Stored data
———

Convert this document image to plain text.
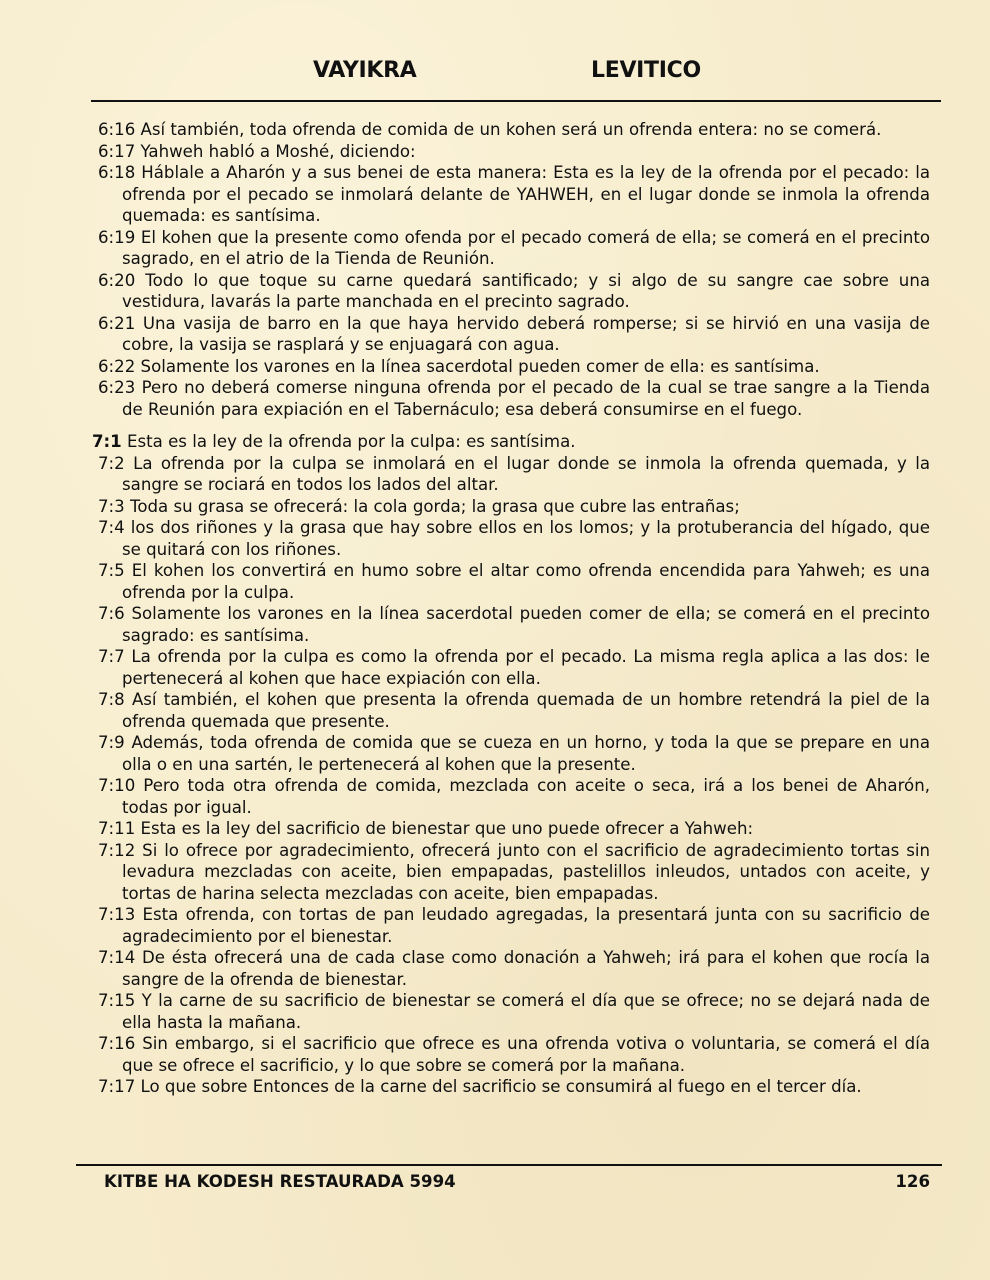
VAYIKRA	LEVITICO
6:16 Así también, toda ofrenda de comida de un kohen será un ofrenda entera: no se comerá.
6:17 Yahweh habló a Moshé, diciendo:
6:18 Háblale a Aharón y a sus benei de esta manera: Esta es la ley de la ofrenda por el pecado: la ofrenda por el pecado se inmolará delante de YAHWEH, en el lugar donde se inmola la ofrenda quemada: es santísima.
6:19 El kohen que la presente como ofenda por el pecado comerá de ella; se comerá en el precinto sagrado, en el atrio de la Tienda de Reunión.
6:20 Todo lo que toque su carne quedará santificado; y si algo de su sangre cae sobre una vestidura, lavarás la parte manchada en el precinto sagrado.
6:21 Una vasija de barro en la que haya hervido deberá romperse; si se hirvió en una vasija de cobre, la vasija se rasplará y se enjuagará con agua.
6:22 Solamente los varones en la línea sacerdotal pueden comer de ella: es santísima.
6:23 Pero no deberá comerse ninguna ofrenda por el pecado de la cual se trae sangre a la Tienda de Reunión para expiación en el Tabernáculo; esa deberá consumirse en el fuego.
7:1 Esta es la ley de la ofrenda por la culpa: es santísima.
7:2 La ofrenda por la culpa se inmolará en el lugar donde se inmola la ofrenda quemada, y la sangre se rociará en todos los lados del altar.
7:3 Toda su grasa se ofrecerá: la cola gorda; la grasa que cubre las entrañas;
7:4 los dos riñones y la grasa que hay sobre ellos en los lomos; y la protuberancia del hígado, que se quitará con los riñones.
7:5 El kohen los convertirá en humo sobre el altar como ofrenda encendida para Yahweh; es una ofrenda por la culpa.
7:6 Solamente los varones en la línea sacerdotal pueden comer de ella; se comerá en el precinto sagrado: es santísima.
7:7 La ofrenda por la culpa es como la ofrenda por el pecado. La misma regla aplica a las dos: le pertenecerá al kohen que hace expiación con ella.
7:8 Así también, el kohen que presenta la ofrenda quemada de un hombre retendrá la piel de la ofrenda quemada que presente.
7:9 Además, toda ofrenda de comida que se cueza en un horno, y toda la que se prepare en una olla o en una sartén, le pertenecerá al kohen que la presente.
7:10 Pero toda otra ofrenda de comida, mezclada con aceite o seca, irá a los benei de Aharón, todas por igual.
7:11 Esta es la ley del sacrificio de bienestar que uno puede ofrecer a Yahweh:
7:12 Si lo ofrece por agradecimiento, ofrecerá junto con el sacrificio de agradecimiento tortas sin levadura mezcladas con aceite, bien empapadas, pastelillos inleudos, untados con aceite, y tortas de harina selecta mezcladas con aceite, bien empapadas.
7:13 Esta ofrenda, con tortas de pan leudado agregadas, la presentará junta con su sacrificio de agradecimiento por el bienestar.
7:14 De ésta ofrecerá una de cada clase como donación a Yahweh; irá para el kohen que rocía la sangre de la ofrenda de bienestar.
7:15 Y la carne de su sacrificio de bienestar se comerá el día que se ofrece; no se dejará nada de ella hasta la mañana.
7:16 Sin embargo, si el sacrificio que ofrece es una ofrenda votiva o voluntaria, se comerá el día que se ofrece el sacrificio, y lo que sobre se comerá por la mañana.
7:17 Lo que sobre Entonces de la carne del sacrificio se consumirá al fuego en el tercer día.
KITBE HA KODESH RESTAURADA 5994	126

———

> _WORK TO BE COMPLETED_: Leave out the pictures and restate everything else word for word.

> _FINISHED EXERCISE_:
Convert this document image to plain text.
VAYIKRA	LEVITICO
6:16 Así también, toda ofrenda de comida de un kohen será un ofrenda entera: no se comerá.
6:17 Yahweh habló a Moshé, diciendo:
6:18 Háblale a Aharón y a sus benei de esta manera: Esta es la ley de la ofrenda por el pecado: la ofrenda por el pecado se inmolará delante de YAHWEH, en el lugar donde se inmola la ofrenda quemada: es santísima.
6:19 El kohen que la presente como ofenda por el pecado comerá de ella; se comerá en el precinto sagrado, en el atrio de la Tienda de Reunión.
6:20 Todo lo que toque su carne quedará santificado; y si algo de su sangre cae sobre una vestidura, lavarás la parte manchada en el precinto sagrado.
6:21 Una vasija de barro en la que haya hervido deberá romperse; si se hirvió en una vasija de cobre, la vasija se rasplará y se enjuagará con agua.
6:22 Solamente los varones en la línea sacerdotal pueden comer de ella: es santísima.
6:23 Pero no deberá comerse ninguna ofrenda por el pecado de la cual se trae sangre a la Tienda de Reunión para expiación en el Tabernáculo; esa deberá consumirse en el fuego.
7:1 Esta es la ley de la ofrenda por la culpa: es santísima.
7:2 La ofrenda por la culpa se inmolará en el lugar donde se inmola la ofrenda quemada, y la sangre se rociará en todos los lados del altar.
7:3 Toda su grasa se ofrecerá: la cola gorda; la grasa que cubre las entrañas;
7:4 los dos riñones y la grasa que hay sobre ellos en los lomos; y la protuberancia del hígado, que se quitará con los riñones.
7:5 El kohen los convertirá en humo sobre el altar como ofrenda encendida para Yahweh; es una ofrenda por la culpa.
7:6 Solamente los varones en la línea sacerdotal pueden comer de ella; se comerá en el precinto sagrado: es santísima.
7:7 La ofrenda por la culpa es como la ofrenda por el pecado. La misma regla aplica a las dos: le pertenecerá al kohen que hace expiación con ella.
7:8 Así también, el kohen que presenta la ofrenda quemada de un hombre retendrá la piel de la ofrenda quemada que presente.
7:9 Además, toda ofrenda de comida que se cueza en un horno, y toda la que se prepare en una olla o en una sartén, le pertenecerá al kohen que la presente.
7:10 Pero toda otra ofrenda de comida, mezclada con aceite o seca, irá a los benei de Aharón, todas por igual.
7:11 Esta es la ley del sacrificio de bienestar que uno puede ofrecer a Yahweh:
7:12 Si lo ofrece por agradecimiento, ofrecerá junto con el sacrificio de agradecimiento tortas sin levadura mezcladas con aceite, bien empapadas, pastelillos inleudos, untados con aceite, y tortas de harina selecta mezcladas con aceite, bien empapadas.
7:13 Esta ofrenda, con tortas de pan leudado agregadas, la presentará junta con su sacrificio de agradecimiento por el bienestar.
7:14 De ésta ofrecerá una de cada clase como donación a Yahweh; irá para el kohen que rocía la sangre de la ofrenda de bienestar.
7:15 Y la carne de su sacrificio de bienestar se comerá el día que se ofrece; no se dejará nada de ella hasta la mañana.
7:16 Sin embargo, si el sacrificio que ofrece es una ofrenda votiva o voluntaria, se comerá el día que se ofrece el sacrificio, y lo que sobre se comerá por la mañana.
7:17 Lo que sobre Entonces de la carne del sacrificio se consumirá al fuego en el tercer día.
KITBE HA KODESH RESTAURADA 5994	126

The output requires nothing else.